Supplied information ▸
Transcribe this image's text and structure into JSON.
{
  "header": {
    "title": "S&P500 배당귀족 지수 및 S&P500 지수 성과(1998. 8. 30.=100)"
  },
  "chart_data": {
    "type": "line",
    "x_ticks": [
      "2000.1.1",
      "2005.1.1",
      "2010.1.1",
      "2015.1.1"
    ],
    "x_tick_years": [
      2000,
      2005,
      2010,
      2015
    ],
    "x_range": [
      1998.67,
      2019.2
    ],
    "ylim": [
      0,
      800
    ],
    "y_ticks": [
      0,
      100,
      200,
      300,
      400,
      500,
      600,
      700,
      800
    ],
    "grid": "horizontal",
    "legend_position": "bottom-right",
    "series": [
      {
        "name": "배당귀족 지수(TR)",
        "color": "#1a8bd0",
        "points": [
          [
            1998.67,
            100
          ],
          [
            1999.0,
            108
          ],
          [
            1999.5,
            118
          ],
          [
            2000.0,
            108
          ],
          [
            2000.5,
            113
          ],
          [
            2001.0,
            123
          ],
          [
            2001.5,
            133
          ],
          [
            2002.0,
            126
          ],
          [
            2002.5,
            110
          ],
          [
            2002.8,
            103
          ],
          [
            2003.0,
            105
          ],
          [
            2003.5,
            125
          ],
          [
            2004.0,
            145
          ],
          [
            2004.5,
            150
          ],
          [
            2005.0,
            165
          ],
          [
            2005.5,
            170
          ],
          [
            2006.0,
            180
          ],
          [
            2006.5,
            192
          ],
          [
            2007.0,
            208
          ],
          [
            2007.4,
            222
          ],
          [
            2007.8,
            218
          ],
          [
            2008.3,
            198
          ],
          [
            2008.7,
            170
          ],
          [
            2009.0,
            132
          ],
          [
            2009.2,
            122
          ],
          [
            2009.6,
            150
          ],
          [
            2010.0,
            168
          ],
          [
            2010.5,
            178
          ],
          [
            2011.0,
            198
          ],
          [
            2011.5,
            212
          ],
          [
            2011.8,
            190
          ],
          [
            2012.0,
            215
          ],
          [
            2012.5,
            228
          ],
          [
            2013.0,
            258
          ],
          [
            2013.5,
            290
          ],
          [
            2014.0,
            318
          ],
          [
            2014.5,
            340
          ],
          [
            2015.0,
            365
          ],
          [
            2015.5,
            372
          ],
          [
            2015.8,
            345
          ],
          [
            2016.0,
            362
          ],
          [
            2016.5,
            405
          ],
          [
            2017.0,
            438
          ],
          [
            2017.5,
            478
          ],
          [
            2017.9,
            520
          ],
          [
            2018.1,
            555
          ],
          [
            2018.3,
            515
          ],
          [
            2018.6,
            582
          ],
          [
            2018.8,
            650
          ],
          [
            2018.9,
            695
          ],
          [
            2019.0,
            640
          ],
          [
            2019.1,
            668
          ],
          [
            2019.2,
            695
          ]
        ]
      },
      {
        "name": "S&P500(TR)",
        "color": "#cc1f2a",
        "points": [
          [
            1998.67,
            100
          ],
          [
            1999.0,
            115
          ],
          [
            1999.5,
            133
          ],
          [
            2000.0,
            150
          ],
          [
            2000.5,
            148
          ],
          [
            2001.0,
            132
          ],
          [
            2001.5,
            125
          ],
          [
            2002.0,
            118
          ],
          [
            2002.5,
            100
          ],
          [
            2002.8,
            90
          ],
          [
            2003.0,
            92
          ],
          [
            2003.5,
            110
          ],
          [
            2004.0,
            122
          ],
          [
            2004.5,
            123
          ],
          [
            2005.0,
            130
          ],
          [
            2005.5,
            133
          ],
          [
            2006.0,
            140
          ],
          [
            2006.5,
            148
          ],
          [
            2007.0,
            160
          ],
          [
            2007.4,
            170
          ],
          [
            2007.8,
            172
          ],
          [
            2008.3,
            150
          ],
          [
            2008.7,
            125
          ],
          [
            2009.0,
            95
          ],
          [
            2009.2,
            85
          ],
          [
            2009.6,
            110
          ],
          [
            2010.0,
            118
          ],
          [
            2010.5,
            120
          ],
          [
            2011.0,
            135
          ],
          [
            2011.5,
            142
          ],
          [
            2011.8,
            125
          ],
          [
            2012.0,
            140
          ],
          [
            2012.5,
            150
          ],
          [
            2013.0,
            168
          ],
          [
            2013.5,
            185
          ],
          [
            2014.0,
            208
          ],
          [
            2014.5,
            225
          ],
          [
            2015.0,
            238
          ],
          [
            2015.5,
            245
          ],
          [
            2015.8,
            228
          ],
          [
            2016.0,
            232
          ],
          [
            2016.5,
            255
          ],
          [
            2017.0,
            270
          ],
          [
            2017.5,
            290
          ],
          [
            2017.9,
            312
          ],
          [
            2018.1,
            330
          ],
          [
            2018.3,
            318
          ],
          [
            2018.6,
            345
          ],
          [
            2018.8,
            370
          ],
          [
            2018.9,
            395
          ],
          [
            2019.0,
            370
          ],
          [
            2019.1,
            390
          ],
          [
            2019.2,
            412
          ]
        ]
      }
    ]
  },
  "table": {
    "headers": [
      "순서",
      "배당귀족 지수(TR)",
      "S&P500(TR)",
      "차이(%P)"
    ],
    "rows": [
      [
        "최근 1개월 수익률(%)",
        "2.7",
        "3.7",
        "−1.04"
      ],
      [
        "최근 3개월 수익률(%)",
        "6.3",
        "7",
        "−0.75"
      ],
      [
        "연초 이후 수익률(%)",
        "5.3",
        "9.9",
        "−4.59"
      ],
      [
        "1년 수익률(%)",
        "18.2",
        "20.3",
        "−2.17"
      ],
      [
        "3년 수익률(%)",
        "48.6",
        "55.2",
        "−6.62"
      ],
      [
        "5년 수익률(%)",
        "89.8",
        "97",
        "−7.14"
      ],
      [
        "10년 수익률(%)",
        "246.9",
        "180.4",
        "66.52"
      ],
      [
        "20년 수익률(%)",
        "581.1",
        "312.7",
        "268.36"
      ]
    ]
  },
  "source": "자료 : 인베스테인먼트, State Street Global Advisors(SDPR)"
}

Task to carry out ▸
Make an exact copy of the records.

The solution ▸
Transcribe this image's text and structure into JSON.
{
  "header": {
    "title": "S&P500 배당귀족 지수 및 S&P500 지수 성과(1998. 8. 30.=100)"
  },
  "chart_data": {
    "type": "line",
    "x_ticks": [
      "2000.1.1",
      "2005.1.1",
      "2010.1.1",
      "2015.1.1"
    ],
    "x_tick_years": [
      2000,
      2005,
      2010,
      2015
    ],
    "x_range": [
      1998.67,
      2019.2
    ],
    "ylim": [
      0,
      800
    ],
    "y_ticks": [
      0,
      100,
      200,
      300,
      400,
      500,
      600,
      700,
      800
    ],
    "grid": "horizontal",
    "legend_position": "bottom-right",
    "series": [
      {
        "name": "배당귀족 지수(TR)",
        "color": "#1a8bd0",
        "points": [
          [
            1998.67,
            100
          ],
          [
            1999.0,
            108
          ],
          [
            1999.5,
            118
          ],
          [
            2000.0,
            108
          ],
          [
            2000.5,
            113
          ],
          [
            2001.0,
            123
          ],
          [
            2001.5,
            133
          ],
          [
            2002.0,
            126
          ],
          [
            2002.5,
            110
          ],
          [
            2002.8,
            103
          ],
          [
            2003.0,
            105
          ],
          [
            2003.5,
            125
          ],
          [
            2004.0,
            145
          ],
          [
            2004.5,
            150
          ],
          [
            2005.0,
            165
          ],
          [
            2005.5,
            170
          ],
          [
            2006.0,
            180
          ],
          [
            2006.5,
            192
          ],
          [
            2007.0,
            208
          ],
          [
            2007.4,
            222
          ],
          [
            2007.8,
            218
          ],
          [
            2008.3,
            198
          ],
          [
            2008.7,
            170
          ],
          [
            2009.0,
            132
          ],
          [
            2009.2,
            122
          ],
          [
            2009.6,
            150
          ],
          [
            2010.0,
            168
          ],
          [
            2010.5,
            178
          ],
          [
            2011.0,
            198
          ],
          [
            2011.5,
            212
          ],
          [
            2011.8,
            190
          ],
          [
            2012.0,
            215
          ],
          [
            2012.5,
            228
          ],
          [
            2013.0,
            258
          ],
          [
            2013.5,
            290
          ],
          [
            2014.0,
            318
          ],
          [
            2014.5,
            340
          ],
          [
            2015.0,
            365
          ],
          [
            2015.5,
            372
          ],
          [
            2015.8,
            345
          ],
          [
            2016.0,
            362
          ],
          [
            2016.5,
            405
          ],
          [
            2017.0,
            438
          ],
          [
            2017.5,
            478
          ],
          [
            2017.9,
            520
          ],
          [
            2018.1,
            555
          ],
          [
            2018.3,
            515
          ],
          [
            2018.6,
            582
          ],
          [
            2018.8,
            650
          ],
          [
            2018.9,
            695
          ],
          [
            2019.0,
            640
          ],
          [
            2019.1,
            668
          ],
          [
            2019.2,
            695
          ]
        ]
      },
      {
        "name": "S&P500(TR)",
        "color": "#cc1f2a",
        "points": [
          [
            1998.67,
            100
          ],
          [
            1999.0,
            115
          ],
          [
            1999.5,
            133
          ],
          [
            2000.0,
            150
          ],
          [
            2000.5,
            148
          ],
          [
            2001.0,
            132
          ],
          [
            2001.5,
            125
          ],
          [
            2002.0,
            118
          ],
          [
            2002.5,
            100
          ],
          [
            2002.8,
            90
          ],
          [
            2003.0,
            92
          ],
          [
            2003.5,
            110
          ],
          [
            2004.0,
            122
          ],
          [
            2004.5,
            123
          ],
          [
            2005.0,
            130
          ],
          [
            2005.5,
            133
          ],
          [
            2006.0,
            140
          ],
          [
            2006.5,
            148
          ],
          [
            2007.0,
            160
          ],
          [
            2007.4,
            170
          ],
          [
            2007.8,
            172
          ],
          [
            2008.3,
            150
          ],
          [
            2008.7,
            125
          ],
          [
            2009.0,
            95
          ],
          [
            2009.2,
            85
          ],
          [
            2009.6,
            110
          ],
          [
            2010.0,
            118
          ],
          [
            2010.5,
            120
          ],
          [
            2011.0,
            135
          ],
          [
            2011.5,
            142
          ],
          [
            2011.8,
            125
          ],
          [
            2012.0,
            140
          ],
          [
            2012.5,
            150
          ],
          [
            2013.0,
            168
          ],
          [
            2013.5,
            185
          ],
          [
            2014.0,
            208
          ],
          [
            2014.5,
            225
          ],
          [
            2015.0,
            238
          ],
          [
            2015.5,
            245
          ],
          [
            2015.8,
            228
          ],
          [
            2016.0,
            232
          ],
          [
            2016.5,
            255
          ],
          [
            2017.0,
            270
          ],
          [
            2017.5,
            290
          ],
          [
            2017.9,
            312
          ],
          [
            2018.1,
            330
          ],
          [
            2018.3,
            318
          ],
          [
            2018.6,
            345
          ],
          [
            2018.8,
            370
          ],
          [
            2018.9,
            395
          ],
          [
            2019.0,
            370
          ],
          [
            2019.1,
            390
          ],
          [
            2019.2,
            412
          ]
        ]
      }
    ]
  },
  "table": {
    "headers": [
      "순서",
      "배당귀족 지수(TR)",
      "S&P500(TR)",
      "차이(%P)"
    ],
    "rows": [
      [
        "최근 1개월 수익률(%)",
        "2.7",
        "3.7",
        "−1.04"
      ],
      [
        "최근 3개월 수익률(%)",
        "6.3",
        "7",
        "−0.75"
      ],
      [
        "연초 이후 수익률(%)",
        "5.3",
        "9.9",
        "−4.59"
      ],
      [
        "1년 수익률(%)",
        "18.2",
        "20.3",
        "−2.17"
      ],
      [
        "3년 수익률(%)",
        "48.6",
        "55.2",
        "−6.62"
      ],
      [
        "5년 수익률(%)",
        "89.8",
        "97",
        "−7.14"
      ],
      [
        "10년 수익률(%)",
        "246.9",
        "180.4",
        "66.52"
      ],
      [
        "20년 수익률(%)",
        "581.1",
        "312.7",
        "268.36"
      ]
    ]
  },
  "source": "자료 : 인베스테인먼트, State Street Global Advisors(SDPR)"
}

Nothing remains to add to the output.